Exercise input:
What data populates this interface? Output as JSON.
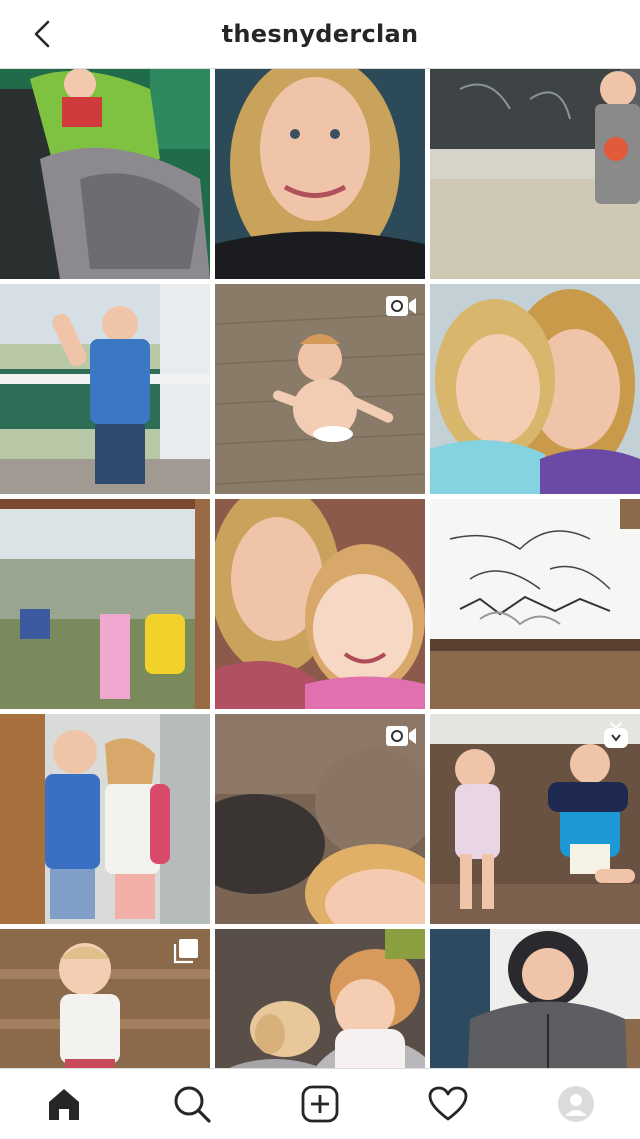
{
  "header": {
    "username": "thesnyderclan",
    "back_icon": "chevron-left-icon"
  },
  "grid": {
    "posts": [
      {
        "kind": "photo",
        "subject": "child-in-chair-blanket"
      },
      {
        "kind": "photo",
        "subject": "woman-selfie"
      },
      {
        "kind": "photo",
        "subject": "boy-at-chalkboard"
      },
      {
        "kind": "photo",
        "subject": "boy-waving-porch"
      },
      {
        "kind": "video",
        "subject": "baby-crawling-floor"
      },
      {
        "kind": "photo",
        "subject": "girl-and-mom-selfie"
      },
      {
        "kind": "photo",
        "subject": "kids-on-swingset"
      },
      {
        "kind": "photo",
        "subject": "mom-and-baby-selfie"
      },
      {
        "kind": "photo",
        "subject": "dot-to-dot-drawing"
      },
      {
        "kind": "photo",
        "subject": "boy-and-girl-hugging"
      },
      {
        "kind": "video",
        "subject": "child-on-couch"
      },
      {
        "kind": "igtv",
        "subject": "kids-on-couch-reading"
      },
      {
        "kind": "carousel",
        "subject": "toddler-on-steps"
      },
      {
        "kind": "photo",
        "subject": "girl-with-puppy"
      },
      {
        "kind": "photo",
        "subject": "boy-in-grey-hoodie"
      }
    ]
  },
  "nav": {
    "items": [
      "home-icon",
      "search-icon",
      "new-post-icon",
      "activity-heart-icon",
      "profile-avatar-icon"
    ]
  },
  "colors": {
    "accent_dark": "#262626",
    "divider": "#dbdbdb"
  }
}
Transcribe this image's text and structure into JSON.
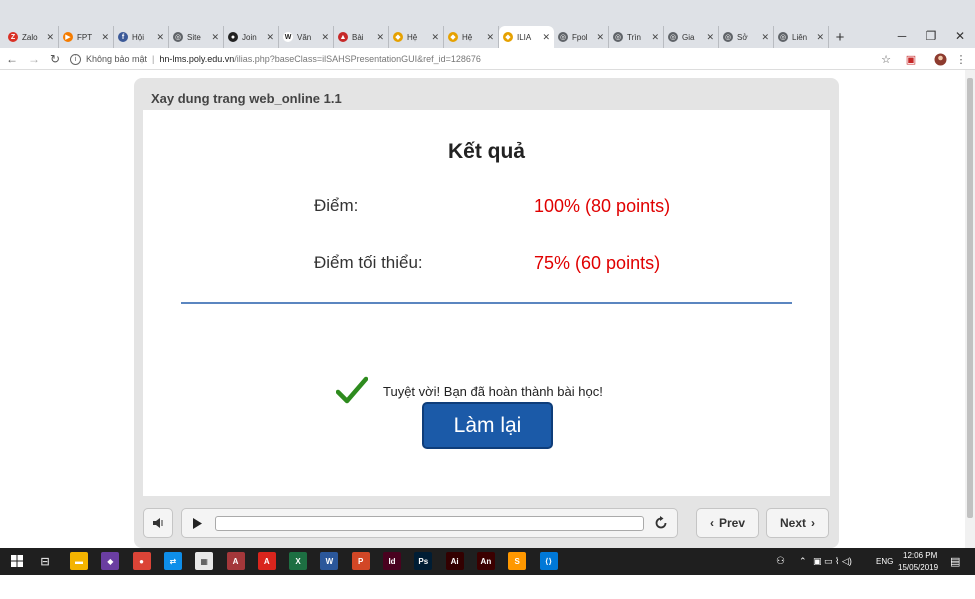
{
  "browser": {
    "tabs": [
      {
        "label": "Zalo",
        "icon_color": "#d93025",
        "glyph": "Z"
      },
      {
        "label": "FPT",
        "icon_color": "#f57c00",
        "glyph": "▶"
      },
      {
        "label": "Hội",
        "icon_color": "#3b5998",
        "glyph": "f"
      },
      {
        "label": "Site",
        "icon_color": "#5f6368",
        "glyph": "◎"
      },
      {
        "label": "Join",
        "icon_color": "#222222",
        "glyph": "●"
      },
      {
        "label": "Văn",
        "icon_color": "#ffffff",
        "glyph": "W"
      },
      {
        "label": "Bài",
        "icon_color": "#c62828",
        "glyph": "▲"
      },
      {
        "label": "Hệ",
        "icon_color": "#e6a100",
        "glyph": "◆"
      },
      {
        "label": "Hệ",
        "icon_color": "#e6a100",
        "glyph": "◆"
      },
      {
        "label": "ILIA",
        "icon_color": "#e6a100",
        "glyph": "◆"
      },
      {
        "label": "Fpol",
        "icon_color": "#5f6368",
        "glyph": "◎"
      },
      {
        "label": "Trìn",
        "icon_color": "#5f6368",
        "glyph": "◎"
      },
      {
        "label": "Gia",
        "icon_color": "#5f6368",
        "glyph": "◎"
      },
      {
        "label": "Sở",
        "icon_color": "#5f6368",
        "glyph": "◎"
      },
      {
        "label": "Liên",
        "icon_color": "#5f6368",
        "glyph": "◎"
      }
    ],
    "active_tab_index": 9,
    "new_tab_glyph": "+",
    "security_label": "Không bảo mật",
    "url_host": "hn-lms.poly.edu.vn",
    "url_path": "/ilias.php?baseClass=ilSAHSPresentationGUI&ref_id=128676"
  },
  "player": {
    "title": "Xay dung trang web_online 1.1",
    "heading": "Kết quả",
    "score_label": "Điểm:",
    "score_value": "100% (80 points)",
    "min_label": "Điểm tối thiểu:",
    "min_value": "75% (60 points)",
    "message": "Tuyệt vời! Bạn đã hoàn thành bài học!",
    "retry_label": "Làm lại",
    "prev_label": "Prev",
    "next_label": "Next"
  },
  "taskbar": {
    "apps": [
      {
        "name": "file-explorer",
        "color": "#f4b400",
        "glyph": "▬"
      },
      {
        "name": "visual-studio",
        "color": "#6a3ea1",
        "glyph": "◆"
      },
      {
        "name": "chrome",
        "color": "#db4437",
        "glyph": "●"
      },
      {
        "name": "teamviewer",
        "color": "#0e8ee9",
        "glyph": "⇄"
      },
      {
        "name": "app",
        "color": "#e8e8e8",
        "glyph": "▦"
      },
      {
        "name": "access",
        "color": "#a4373a",
        "glyph": "A"
      },
      {
        "name": "acrobat",
        "color": "#d9251d",
        "glyph": "A"
      },
      {
        "name": "excel",
        "color": "#1d6f42",
        "glyph": "X"
      },
      {
        "name": "word",
        "color": "#2b579a",
        "glyph": "W"
      },
      {
        "name": "powerpoint",
        "color": "#d24726",
        "glyph": "P"
      },
      {
        "name": "indesign",
        "color": "#49021f",
        "glyph": "Id"
      },
      {
        "name": "photoshop",
        "color": "#001d34",
        "glyph": "Ps"
      },
      {
        "name": "illustrator",
        "color": "#330000",
        "glyph": "Ai"
      },
      {
        "name": "animate",
        "color": "#3b0000",
        "glyph": "An"
      },
      {
        "name": "sublime",
        "color": "#ff9800",
        "glyph": "S"
      },
      {
        "name": "vscode",
        "color": "#0078d7",
        "glyph": "⟨⟩"
      }
    ],
    "language": "ENG",
    "time": "12:06 PM",
    "date": "15/05/2019"
  }
}
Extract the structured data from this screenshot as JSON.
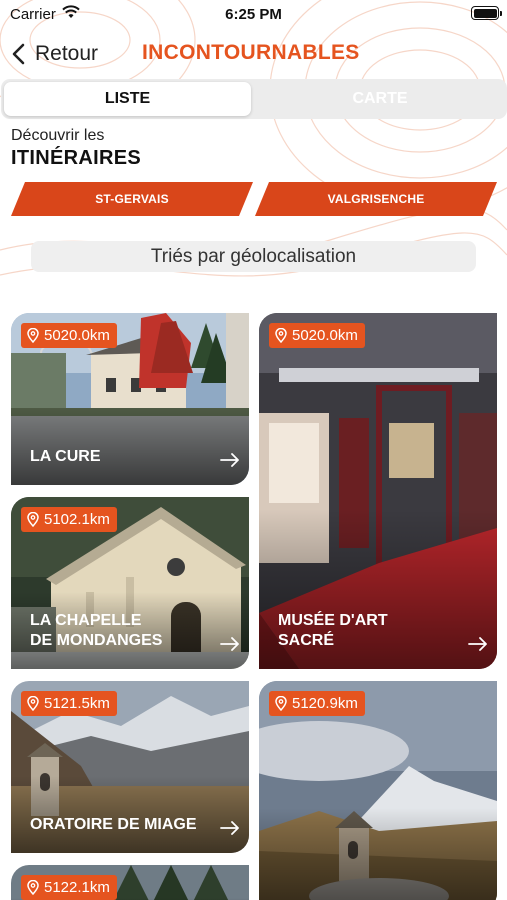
{
  "status_bar": {
    "carrier": "Carrier",
    "time": "6:25 PM"
  },
  "nav": {
    "back_label": "Retour",
    "title": "INCONTOURNABLES"
  },
  "segments": {
    "list_label": "LISTE",
    "map_label": "CARTE",
    "selected": "LISTE"
  },
  "intro": {
    "discover": "Découvrir les",
    "heading": "ITINÉRAIRES"
  },
  "regions": [
    {
      "label": "ST-GERVAIS"
    },
    {
      "label": "VALGRISENCHE"
    }
  ],
  "sort": {
    "label": "Triés par géolocalisation"
  },
  "cards": [
    {
      "distance": "5020.0km",
      "title": "LA CURE"
    },
    {
      "distance": "5020.0km",
      "title": "MUSÉE D'ART\nSACRÉ"
    },
    {
      "distance": "5102.1km",
      "title": "LA CHAPELLE\nDE MONDANGES"
    },
    {
      "distance": "5121.5km",
      "title": "ORATOIRE DE MIAGE"
    },
    {
      "distance": "5120.9km",
      "title": ""
    },
    {
      "distance": "5122.1km",
      "title": ""
    }
  ],
  "colors": {
    "accent": "#e5541f",
    "button": "#d9461a"
  }
}
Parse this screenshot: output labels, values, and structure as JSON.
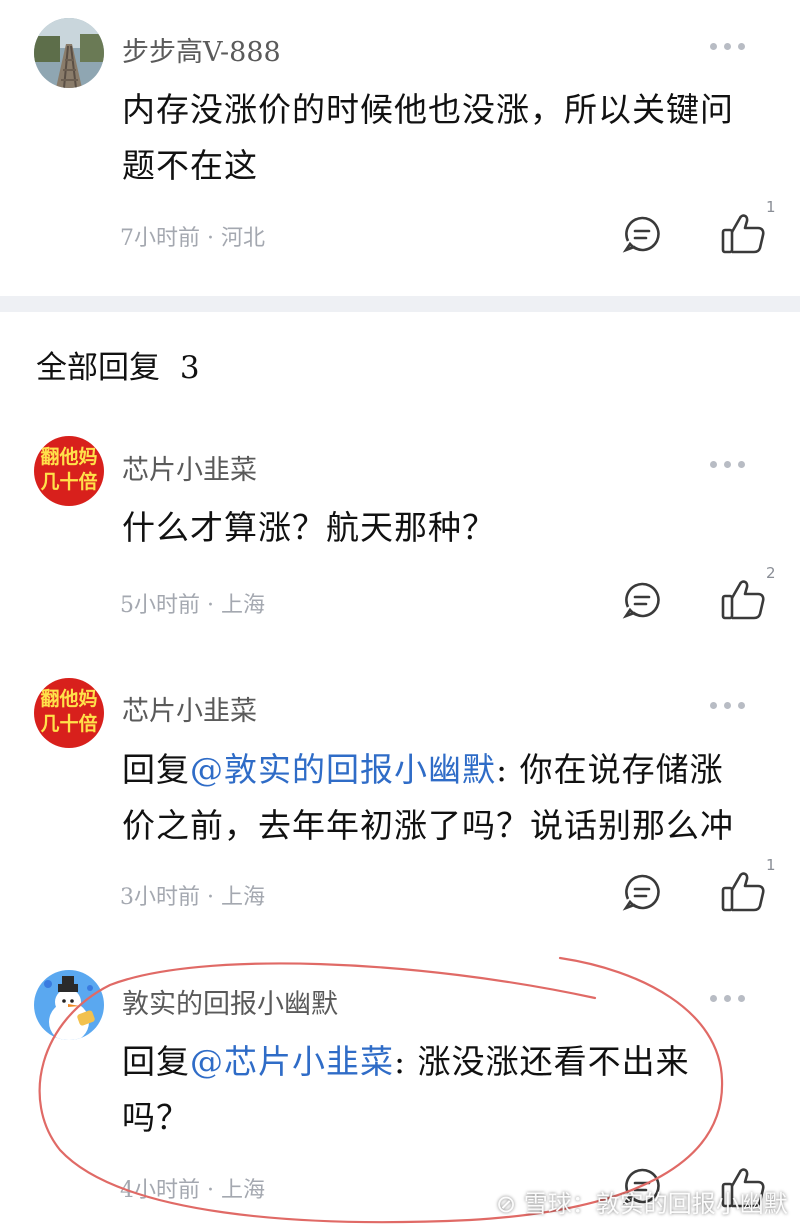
{
  "top_comment": {
    "username": "步步高V-888",
    "text": "内存没涨价的时候他也没涨，所以关键问题不在这",
    "time": "7小时前",
    "location": "河北",
    "likes": "1"
  },
  "replies_header": {
    "label": "全部回复",
    "count": "3"
  },
  "replies": [
    {
      "username": "芯片小韭菜",
      "avatar_text": [
        "翻他妈",
        "几十倍"
      ],
      "prefix": "",
      "mention": "",
      "text": "什么才算涨？航天那种？",
      "time": "5小时前",
      "location": "上海",
      "likes": "2"
    },
    {
      "username": "芯片小韭菜",
      "avatar_text": [
        "翻他妈",
        "几十倍"
      ],
      "prefix": "回复",
      "mention": "@敦实的回报小幽默",
      "text": ": 你在说存储涨价之前，去年年初涨了吗？说话别那么冲",
      "time": "3小时前",
      "location": "上海",
      "likes": "1"
    },
    {
      "username": "敦实的回报小幽默",
      "prefix": "回复",
      "mention": "@芯片小韭菜",
      "text": ": 涨没涨还看不出来吗？",
      "time": "4小时前",
      "location": "上海",
      "likes": ""
    }
  ],
  "watermark": "雪球：敦实的回报小幽默",
  "colors": {
    "mention": "#2f6cc7",
    "annotation_circle": "#e06a66",
    "avatar_red": "#d8201c",
    "avatar_text_yellow": "#ffe14a"
  },
  "icons": [
    "more-icon",
    "comment-reply-icon",
    "thumbs-up-icon"
  ]
}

Instructions for the task: Copy out only the lines beginning at the line with "Parse this screenshot: output" and ending at the last line of the entries. Keep them exact; drop pictures.

Task response:
Parse this screenshot: output labels, values, and structure as JSON.
{
  "top_comment": {
    "username": "步步高V-888",
    "text": "内存没涨价的时候他也没涨，所以关键问题不在这",
    "time": "7小时前",
    "location": "河北",
    "likes": "1"
  },
  "replies_header": {
    "label": "全部回复",
    "count": "3"
  },
  "replies": [
    {
      "username": "芯片小韭菜",
      "avatar_text": [
        "翻他妈",
        "几十倍"
      ],
      "prefix": "",
      "mention": "",
      "text": "什么才算涨？航天那种？",
      "time": "5小时前",
      "location": "上海",
      "likes": "2"
    },
    {
      "username": "芯片小韭菜",
      "avatar_text": [
        "翻他妈",
        "几十倍"
      ],
      "prefix": "回复",
      "mention": "@敦实的回报小幽默",
      "text": ": 你在说存储涨价之前，去年年初涨了吗？说话别那么冲",
      "time": "3小时前",
      "location": "上海",
      "likes": "1"
    },
    {
      "username": "敦实的回报小幽默",
      "prefix": "回复",
      "mention": "@芯片小韭菜",
      "text": ": 涨没涨还看不出来吗？",
      "time": "4小时前",
      "location": "上海",
      "likes": ""
    }
  ],
  "watermark": "雪球：敦实的回报小幽默",
  "colors": {
    "mention": "#2f6cc7",
    "annotation_circle": "#e06a66",
    "avatar_red": "#d8201c",
    "avatar_text_yellow": "#ffe14a"
  },
  "icons": [
    "more-icon",
    "comment-reply-icon",
    "thumbs-up-icon"
  ]
}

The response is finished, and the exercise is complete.